§ **WORK INSTRUCTIONS**:
Check each line below for the word "تاریخ", and copy those that have it.

§ **INPUT**:
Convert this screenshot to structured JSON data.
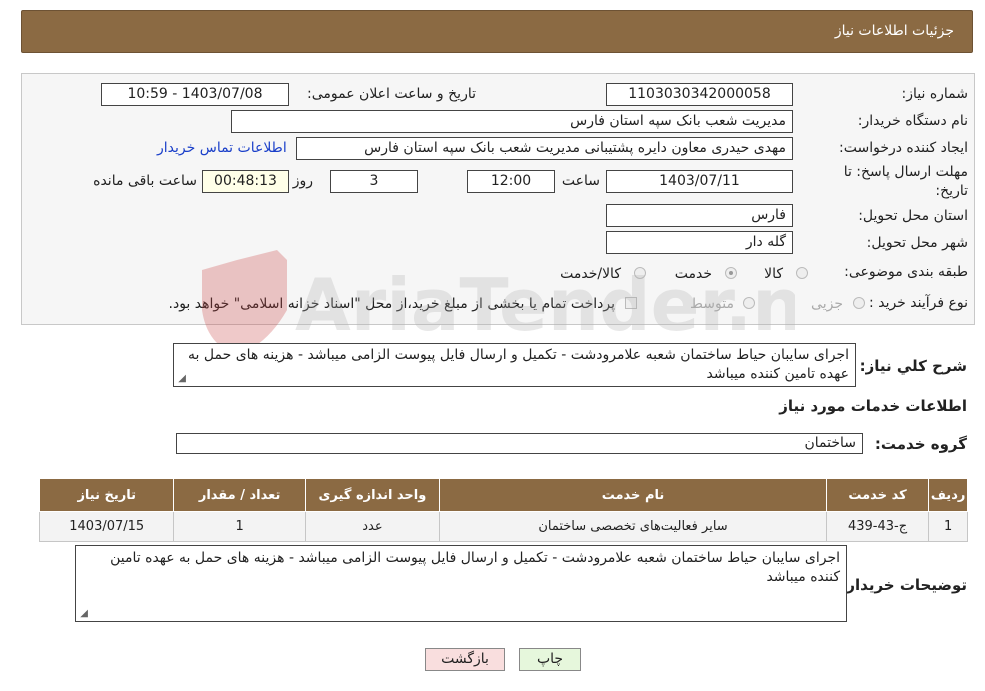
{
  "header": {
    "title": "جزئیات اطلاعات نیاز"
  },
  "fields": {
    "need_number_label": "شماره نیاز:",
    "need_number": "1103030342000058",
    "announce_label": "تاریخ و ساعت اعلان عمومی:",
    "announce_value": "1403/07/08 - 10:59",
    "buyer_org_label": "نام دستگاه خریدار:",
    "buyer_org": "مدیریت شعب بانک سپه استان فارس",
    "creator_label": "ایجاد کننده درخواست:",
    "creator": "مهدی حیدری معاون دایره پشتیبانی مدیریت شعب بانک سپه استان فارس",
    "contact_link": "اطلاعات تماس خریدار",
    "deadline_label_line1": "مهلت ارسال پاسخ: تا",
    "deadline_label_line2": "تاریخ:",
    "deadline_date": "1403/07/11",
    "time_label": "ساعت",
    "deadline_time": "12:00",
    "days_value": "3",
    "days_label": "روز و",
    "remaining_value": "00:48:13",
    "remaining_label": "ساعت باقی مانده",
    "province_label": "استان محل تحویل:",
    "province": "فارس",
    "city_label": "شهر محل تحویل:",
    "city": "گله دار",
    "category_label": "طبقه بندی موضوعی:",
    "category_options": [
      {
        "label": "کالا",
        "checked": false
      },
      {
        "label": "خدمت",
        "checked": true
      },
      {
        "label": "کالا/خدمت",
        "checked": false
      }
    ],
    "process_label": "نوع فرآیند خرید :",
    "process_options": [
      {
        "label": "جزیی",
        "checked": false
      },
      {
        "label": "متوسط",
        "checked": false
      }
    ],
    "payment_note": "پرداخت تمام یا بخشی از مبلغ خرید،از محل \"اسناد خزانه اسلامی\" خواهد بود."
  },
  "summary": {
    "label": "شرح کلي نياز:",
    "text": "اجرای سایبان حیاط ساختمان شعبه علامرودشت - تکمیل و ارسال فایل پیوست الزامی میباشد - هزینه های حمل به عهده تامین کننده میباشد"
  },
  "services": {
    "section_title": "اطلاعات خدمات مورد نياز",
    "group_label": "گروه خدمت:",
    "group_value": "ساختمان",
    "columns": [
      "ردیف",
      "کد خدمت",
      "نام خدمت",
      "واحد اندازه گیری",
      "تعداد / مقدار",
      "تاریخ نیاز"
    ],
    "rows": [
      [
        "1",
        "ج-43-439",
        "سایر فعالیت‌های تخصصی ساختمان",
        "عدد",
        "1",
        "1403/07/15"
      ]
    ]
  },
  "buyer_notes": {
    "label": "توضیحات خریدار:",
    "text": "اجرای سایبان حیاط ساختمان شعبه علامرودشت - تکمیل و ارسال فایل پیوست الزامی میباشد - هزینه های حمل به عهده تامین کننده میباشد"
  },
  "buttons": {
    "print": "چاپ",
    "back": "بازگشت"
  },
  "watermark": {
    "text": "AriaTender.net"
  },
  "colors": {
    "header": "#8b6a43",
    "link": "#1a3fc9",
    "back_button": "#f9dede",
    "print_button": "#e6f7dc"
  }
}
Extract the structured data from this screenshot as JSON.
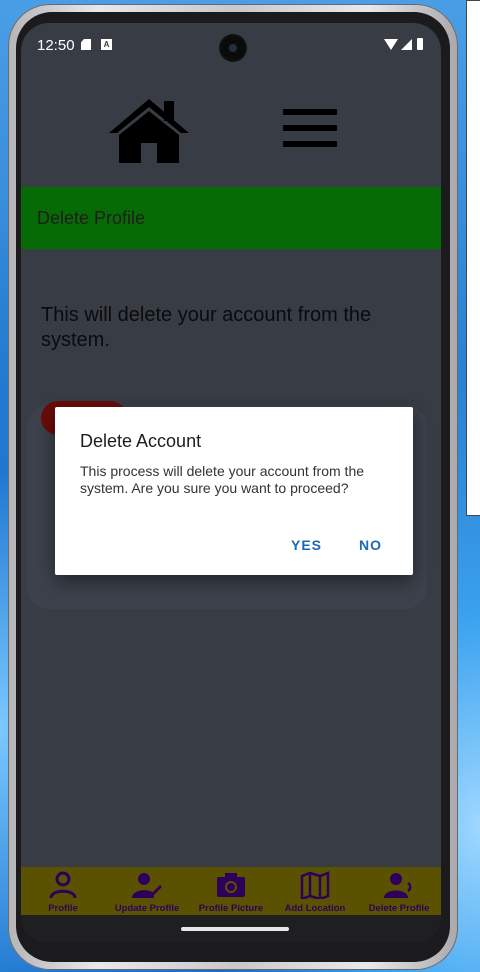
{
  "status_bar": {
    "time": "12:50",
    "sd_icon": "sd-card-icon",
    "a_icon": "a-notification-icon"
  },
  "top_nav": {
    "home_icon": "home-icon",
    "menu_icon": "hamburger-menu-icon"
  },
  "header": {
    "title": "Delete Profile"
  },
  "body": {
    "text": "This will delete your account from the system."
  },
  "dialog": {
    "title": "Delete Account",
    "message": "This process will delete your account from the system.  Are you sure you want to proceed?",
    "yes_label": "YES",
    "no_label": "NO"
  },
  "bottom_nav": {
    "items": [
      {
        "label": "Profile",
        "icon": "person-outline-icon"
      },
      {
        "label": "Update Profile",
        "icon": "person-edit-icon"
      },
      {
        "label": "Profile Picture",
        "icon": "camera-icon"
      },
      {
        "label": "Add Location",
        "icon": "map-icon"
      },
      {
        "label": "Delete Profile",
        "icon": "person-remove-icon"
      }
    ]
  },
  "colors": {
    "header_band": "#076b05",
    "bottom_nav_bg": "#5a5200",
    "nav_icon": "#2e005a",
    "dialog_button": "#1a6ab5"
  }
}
==
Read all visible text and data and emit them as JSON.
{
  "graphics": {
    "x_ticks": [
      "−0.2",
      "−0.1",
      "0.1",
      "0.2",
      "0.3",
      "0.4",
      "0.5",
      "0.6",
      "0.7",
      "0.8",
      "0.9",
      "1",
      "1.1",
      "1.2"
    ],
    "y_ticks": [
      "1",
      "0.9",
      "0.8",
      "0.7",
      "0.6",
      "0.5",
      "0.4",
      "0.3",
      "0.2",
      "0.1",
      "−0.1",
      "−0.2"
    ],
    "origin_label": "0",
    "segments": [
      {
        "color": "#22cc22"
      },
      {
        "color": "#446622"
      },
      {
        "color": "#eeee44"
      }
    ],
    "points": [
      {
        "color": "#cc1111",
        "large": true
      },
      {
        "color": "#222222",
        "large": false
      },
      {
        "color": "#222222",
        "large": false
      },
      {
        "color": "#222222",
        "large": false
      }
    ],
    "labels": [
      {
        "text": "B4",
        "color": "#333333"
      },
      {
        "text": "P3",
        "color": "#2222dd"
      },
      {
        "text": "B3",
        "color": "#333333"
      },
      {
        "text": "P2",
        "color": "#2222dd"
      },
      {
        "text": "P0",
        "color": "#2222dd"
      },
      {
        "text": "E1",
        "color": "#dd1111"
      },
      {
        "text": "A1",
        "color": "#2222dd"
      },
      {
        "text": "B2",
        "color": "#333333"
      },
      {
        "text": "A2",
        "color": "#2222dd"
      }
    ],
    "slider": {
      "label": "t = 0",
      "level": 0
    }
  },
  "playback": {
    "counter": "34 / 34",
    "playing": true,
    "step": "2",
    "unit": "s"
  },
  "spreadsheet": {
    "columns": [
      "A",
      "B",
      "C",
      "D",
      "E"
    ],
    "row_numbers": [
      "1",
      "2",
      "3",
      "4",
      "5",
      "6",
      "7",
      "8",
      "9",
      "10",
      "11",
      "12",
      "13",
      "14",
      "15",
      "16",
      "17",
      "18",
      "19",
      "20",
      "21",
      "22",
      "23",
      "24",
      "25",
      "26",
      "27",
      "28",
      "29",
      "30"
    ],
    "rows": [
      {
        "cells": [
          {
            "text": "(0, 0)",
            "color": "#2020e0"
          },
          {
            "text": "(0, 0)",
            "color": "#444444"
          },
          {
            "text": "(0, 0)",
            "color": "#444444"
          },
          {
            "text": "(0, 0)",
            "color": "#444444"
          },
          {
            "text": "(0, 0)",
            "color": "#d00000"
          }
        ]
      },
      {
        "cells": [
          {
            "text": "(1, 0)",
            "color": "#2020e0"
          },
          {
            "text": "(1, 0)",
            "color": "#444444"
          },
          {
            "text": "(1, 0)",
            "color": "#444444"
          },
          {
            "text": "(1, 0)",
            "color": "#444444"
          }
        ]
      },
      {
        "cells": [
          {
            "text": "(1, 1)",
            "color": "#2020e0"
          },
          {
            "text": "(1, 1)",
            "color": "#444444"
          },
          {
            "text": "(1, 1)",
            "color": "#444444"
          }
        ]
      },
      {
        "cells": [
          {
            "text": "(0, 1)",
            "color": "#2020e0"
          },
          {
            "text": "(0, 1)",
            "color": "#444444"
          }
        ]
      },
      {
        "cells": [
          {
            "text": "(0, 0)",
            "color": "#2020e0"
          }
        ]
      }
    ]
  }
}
...
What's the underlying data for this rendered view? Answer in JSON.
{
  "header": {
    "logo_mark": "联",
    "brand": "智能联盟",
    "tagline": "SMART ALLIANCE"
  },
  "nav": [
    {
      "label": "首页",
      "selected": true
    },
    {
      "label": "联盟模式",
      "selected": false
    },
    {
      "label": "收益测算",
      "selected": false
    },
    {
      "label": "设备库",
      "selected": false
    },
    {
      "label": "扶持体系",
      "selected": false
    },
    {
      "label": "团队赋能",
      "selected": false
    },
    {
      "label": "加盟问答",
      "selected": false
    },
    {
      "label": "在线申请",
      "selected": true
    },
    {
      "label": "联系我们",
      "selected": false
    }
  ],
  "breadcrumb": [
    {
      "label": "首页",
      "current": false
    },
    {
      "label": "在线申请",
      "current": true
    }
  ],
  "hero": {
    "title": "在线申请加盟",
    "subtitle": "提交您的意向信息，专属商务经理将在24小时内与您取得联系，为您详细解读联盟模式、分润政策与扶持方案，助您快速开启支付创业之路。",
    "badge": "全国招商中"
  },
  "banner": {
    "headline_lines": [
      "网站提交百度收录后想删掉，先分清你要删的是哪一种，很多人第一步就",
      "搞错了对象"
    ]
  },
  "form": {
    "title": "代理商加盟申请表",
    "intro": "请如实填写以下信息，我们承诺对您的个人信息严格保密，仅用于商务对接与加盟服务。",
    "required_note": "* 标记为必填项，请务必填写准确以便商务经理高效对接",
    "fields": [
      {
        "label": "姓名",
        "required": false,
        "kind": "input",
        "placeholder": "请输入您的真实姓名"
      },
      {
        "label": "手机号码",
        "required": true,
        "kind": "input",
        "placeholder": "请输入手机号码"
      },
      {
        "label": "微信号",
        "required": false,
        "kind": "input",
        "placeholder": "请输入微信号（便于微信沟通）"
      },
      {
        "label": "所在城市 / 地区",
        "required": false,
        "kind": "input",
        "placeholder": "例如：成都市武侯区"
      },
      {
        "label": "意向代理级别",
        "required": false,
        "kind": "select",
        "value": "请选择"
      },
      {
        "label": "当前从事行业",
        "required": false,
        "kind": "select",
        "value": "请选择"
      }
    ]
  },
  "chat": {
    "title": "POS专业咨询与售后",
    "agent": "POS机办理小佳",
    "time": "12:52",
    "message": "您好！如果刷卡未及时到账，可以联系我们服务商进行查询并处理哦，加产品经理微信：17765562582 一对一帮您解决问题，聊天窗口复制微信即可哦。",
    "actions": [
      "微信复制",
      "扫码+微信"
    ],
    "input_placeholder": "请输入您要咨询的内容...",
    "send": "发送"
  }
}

§ **RESULT OF THIS TASK**:
    "announce_label": "تاریخ و ساعت اعلان عمومی:",
    "deadline_label_line2": "تاریخ:",
      "تاریخ نیاز"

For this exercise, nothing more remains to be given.